Recorded data:
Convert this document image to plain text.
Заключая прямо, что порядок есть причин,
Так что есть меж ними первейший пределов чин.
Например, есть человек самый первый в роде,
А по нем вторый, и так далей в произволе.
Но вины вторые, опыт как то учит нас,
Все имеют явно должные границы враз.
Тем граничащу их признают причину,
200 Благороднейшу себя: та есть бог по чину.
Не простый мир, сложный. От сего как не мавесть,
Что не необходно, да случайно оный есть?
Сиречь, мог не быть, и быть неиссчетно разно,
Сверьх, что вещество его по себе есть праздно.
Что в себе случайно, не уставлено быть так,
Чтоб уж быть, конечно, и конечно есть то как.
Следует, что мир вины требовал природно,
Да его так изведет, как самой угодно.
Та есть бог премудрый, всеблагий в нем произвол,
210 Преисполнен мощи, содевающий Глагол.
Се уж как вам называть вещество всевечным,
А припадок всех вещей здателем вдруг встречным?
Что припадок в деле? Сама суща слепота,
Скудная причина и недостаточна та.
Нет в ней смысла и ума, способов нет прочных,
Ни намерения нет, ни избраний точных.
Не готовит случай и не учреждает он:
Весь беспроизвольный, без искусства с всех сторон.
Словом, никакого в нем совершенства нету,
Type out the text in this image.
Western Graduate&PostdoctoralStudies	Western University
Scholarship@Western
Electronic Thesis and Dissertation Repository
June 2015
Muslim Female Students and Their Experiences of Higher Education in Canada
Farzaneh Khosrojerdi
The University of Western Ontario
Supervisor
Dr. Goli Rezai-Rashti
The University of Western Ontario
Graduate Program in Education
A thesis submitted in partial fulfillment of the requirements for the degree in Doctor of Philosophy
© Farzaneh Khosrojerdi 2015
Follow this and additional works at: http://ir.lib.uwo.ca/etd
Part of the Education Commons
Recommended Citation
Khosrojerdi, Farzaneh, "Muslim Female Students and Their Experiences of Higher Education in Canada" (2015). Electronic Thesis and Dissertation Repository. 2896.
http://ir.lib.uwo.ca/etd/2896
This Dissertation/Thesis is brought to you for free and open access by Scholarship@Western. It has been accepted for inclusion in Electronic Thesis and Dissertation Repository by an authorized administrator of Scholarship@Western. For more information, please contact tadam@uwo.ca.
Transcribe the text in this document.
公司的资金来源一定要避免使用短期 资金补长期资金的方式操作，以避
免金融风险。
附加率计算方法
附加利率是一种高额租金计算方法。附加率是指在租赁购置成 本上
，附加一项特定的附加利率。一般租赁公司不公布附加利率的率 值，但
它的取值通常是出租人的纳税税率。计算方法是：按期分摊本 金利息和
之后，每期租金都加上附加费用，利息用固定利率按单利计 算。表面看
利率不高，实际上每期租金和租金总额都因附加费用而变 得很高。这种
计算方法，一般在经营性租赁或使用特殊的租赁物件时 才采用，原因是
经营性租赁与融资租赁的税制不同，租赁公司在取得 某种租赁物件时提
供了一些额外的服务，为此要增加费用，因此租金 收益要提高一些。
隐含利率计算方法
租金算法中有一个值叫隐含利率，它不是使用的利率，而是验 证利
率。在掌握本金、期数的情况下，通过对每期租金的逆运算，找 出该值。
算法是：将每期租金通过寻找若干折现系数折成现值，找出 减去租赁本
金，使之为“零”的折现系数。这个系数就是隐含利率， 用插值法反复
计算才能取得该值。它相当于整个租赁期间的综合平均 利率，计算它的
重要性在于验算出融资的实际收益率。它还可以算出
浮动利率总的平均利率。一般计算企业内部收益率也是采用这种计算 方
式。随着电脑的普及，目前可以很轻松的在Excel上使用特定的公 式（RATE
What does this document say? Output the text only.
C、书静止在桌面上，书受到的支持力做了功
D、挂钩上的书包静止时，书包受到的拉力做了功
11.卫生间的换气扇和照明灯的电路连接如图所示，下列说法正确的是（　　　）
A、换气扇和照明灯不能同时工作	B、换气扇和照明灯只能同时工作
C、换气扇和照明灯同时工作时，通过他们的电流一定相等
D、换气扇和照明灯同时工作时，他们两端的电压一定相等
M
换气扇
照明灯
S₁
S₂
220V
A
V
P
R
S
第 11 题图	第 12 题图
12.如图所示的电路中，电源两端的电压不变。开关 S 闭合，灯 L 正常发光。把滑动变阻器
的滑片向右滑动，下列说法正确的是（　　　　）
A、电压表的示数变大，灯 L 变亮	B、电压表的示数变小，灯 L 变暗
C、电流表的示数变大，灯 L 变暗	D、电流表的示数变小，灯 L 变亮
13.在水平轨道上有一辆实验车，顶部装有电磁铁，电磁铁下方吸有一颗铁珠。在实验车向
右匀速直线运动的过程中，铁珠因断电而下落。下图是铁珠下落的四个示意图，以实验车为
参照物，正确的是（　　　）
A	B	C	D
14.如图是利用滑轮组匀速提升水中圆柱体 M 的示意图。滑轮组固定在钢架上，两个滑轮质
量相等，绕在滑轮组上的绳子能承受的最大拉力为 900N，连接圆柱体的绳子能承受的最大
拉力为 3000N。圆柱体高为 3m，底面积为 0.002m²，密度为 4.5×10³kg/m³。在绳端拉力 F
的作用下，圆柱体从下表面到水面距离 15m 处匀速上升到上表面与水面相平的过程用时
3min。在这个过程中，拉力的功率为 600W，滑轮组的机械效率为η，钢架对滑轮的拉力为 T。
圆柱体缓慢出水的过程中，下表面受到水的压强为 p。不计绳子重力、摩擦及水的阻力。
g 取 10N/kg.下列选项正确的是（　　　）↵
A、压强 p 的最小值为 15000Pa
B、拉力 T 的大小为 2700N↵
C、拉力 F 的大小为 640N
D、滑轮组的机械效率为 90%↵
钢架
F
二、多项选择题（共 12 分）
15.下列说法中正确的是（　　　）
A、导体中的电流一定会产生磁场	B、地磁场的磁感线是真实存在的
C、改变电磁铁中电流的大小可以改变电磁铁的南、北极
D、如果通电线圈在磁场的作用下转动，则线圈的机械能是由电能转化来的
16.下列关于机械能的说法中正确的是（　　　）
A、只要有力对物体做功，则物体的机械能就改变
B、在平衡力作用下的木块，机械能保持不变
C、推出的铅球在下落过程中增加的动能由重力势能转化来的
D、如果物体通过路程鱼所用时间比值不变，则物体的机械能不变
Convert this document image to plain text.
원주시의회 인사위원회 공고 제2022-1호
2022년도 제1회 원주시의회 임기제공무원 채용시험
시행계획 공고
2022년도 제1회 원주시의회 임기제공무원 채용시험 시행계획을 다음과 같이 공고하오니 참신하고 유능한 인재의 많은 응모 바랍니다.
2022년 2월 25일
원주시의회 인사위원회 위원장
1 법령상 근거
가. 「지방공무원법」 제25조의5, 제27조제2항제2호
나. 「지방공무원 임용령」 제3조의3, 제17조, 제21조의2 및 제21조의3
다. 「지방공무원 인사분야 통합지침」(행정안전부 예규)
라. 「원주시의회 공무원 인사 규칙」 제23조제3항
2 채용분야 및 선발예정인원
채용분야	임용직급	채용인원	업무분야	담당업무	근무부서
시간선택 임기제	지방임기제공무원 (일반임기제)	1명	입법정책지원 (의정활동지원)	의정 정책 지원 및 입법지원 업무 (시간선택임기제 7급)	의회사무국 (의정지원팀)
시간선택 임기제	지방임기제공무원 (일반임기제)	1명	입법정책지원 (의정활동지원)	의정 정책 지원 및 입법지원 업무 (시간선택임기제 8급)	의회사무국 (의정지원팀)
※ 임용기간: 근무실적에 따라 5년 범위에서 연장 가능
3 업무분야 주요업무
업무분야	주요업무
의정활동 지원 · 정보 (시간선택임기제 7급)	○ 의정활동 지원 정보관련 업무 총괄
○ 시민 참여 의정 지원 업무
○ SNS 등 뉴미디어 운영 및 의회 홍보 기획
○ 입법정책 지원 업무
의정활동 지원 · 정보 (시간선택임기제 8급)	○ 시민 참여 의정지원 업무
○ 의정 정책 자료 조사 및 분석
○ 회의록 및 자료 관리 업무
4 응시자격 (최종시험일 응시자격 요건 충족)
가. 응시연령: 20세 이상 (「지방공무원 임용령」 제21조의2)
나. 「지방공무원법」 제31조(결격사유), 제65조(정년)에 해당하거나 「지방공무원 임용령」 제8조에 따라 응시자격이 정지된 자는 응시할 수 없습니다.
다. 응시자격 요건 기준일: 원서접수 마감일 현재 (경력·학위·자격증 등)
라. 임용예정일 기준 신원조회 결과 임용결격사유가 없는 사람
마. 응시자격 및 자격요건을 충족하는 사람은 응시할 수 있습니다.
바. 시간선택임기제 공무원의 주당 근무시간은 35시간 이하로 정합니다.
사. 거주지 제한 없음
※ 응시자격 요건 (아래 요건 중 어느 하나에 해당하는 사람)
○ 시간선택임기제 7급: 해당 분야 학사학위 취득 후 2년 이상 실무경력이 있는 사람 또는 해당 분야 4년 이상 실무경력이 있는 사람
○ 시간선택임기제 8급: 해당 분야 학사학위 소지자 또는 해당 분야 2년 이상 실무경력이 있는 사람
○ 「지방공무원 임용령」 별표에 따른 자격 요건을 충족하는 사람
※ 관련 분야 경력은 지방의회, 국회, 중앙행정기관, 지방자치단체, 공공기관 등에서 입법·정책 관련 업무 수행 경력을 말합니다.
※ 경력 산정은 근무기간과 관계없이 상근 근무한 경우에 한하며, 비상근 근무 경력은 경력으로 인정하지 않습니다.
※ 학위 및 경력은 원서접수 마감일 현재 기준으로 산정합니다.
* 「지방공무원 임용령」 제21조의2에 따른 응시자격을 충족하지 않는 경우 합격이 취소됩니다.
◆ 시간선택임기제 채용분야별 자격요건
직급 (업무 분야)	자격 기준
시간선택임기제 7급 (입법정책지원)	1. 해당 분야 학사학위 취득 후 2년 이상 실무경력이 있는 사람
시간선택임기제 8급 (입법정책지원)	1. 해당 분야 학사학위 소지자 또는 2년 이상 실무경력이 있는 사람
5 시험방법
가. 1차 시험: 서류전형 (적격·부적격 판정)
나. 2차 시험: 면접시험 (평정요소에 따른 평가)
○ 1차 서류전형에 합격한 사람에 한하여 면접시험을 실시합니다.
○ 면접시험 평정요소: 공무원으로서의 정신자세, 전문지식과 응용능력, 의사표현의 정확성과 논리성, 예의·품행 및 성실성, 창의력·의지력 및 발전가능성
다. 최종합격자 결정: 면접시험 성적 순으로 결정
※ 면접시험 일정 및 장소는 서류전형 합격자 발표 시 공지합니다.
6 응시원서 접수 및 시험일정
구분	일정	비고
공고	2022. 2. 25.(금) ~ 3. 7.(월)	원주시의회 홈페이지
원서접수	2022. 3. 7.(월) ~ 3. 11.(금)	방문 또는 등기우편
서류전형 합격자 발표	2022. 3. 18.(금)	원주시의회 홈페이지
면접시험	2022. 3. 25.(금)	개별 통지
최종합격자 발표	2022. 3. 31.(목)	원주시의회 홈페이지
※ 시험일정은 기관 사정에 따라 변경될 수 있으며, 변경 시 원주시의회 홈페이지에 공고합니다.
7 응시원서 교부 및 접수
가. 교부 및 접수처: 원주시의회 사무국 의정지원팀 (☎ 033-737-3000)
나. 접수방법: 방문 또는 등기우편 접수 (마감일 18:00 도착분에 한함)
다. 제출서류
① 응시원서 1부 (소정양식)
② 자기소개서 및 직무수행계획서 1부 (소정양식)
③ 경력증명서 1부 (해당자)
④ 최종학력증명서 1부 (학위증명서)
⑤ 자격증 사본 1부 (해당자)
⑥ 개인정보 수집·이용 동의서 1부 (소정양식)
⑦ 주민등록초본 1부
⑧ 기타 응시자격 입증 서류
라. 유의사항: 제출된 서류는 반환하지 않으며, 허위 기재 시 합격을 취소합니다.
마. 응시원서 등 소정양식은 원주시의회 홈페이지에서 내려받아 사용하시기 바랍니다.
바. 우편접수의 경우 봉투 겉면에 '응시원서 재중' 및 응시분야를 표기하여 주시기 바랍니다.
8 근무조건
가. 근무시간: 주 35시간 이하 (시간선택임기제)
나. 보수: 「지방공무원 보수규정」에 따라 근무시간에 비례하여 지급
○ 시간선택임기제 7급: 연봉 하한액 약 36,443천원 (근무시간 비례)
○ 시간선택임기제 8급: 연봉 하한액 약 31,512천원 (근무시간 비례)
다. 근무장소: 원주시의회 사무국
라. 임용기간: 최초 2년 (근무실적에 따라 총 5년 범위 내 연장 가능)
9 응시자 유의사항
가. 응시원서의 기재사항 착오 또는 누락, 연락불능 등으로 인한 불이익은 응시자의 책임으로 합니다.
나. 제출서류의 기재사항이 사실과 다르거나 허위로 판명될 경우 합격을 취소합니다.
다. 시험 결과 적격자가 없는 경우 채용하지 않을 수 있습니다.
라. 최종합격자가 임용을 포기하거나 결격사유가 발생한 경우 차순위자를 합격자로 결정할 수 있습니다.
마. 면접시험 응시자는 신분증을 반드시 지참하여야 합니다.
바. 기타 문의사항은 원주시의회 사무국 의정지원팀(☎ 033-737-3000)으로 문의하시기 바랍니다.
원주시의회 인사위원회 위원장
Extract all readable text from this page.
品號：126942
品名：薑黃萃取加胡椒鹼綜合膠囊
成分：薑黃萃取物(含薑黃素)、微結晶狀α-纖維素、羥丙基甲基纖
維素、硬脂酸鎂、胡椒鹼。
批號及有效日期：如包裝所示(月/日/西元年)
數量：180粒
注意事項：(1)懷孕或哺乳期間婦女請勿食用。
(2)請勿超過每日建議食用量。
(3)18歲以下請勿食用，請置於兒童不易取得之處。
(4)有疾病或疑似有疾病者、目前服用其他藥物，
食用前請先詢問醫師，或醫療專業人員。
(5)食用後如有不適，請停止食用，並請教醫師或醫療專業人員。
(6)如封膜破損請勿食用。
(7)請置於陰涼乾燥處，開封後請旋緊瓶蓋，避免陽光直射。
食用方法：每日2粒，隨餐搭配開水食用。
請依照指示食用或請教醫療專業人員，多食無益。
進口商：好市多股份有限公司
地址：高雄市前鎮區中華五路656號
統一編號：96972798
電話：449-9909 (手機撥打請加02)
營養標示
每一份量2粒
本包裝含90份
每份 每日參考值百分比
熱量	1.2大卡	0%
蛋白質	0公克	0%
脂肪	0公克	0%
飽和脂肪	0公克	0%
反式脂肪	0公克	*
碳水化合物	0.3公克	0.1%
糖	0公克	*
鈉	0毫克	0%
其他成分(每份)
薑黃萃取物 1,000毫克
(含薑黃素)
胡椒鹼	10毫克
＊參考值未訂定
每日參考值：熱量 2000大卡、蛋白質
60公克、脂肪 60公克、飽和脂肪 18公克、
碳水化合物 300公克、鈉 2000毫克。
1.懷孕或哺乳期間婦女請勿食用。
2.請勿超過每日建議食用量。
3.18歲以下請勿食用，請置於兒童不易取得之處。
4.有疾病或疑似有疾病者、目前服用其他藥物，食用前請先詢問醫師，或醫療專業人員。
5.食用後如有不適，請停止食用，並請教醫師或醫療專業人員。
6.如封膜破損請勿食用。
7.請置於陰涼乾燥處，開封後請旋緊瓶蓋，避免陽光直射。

• _Task details_: Search the records for the word "Higher". Copy every line that has it.

• _Expected answer_:
Muslim Female Students and Their Experiences of Higher Education in Canada
Khosrojerdi, Farzaneh, "Muslim Female Students and Their Experiences of Higher Education in Canada" (2015). Electronic Thesis and Dissertation Repository. 2896.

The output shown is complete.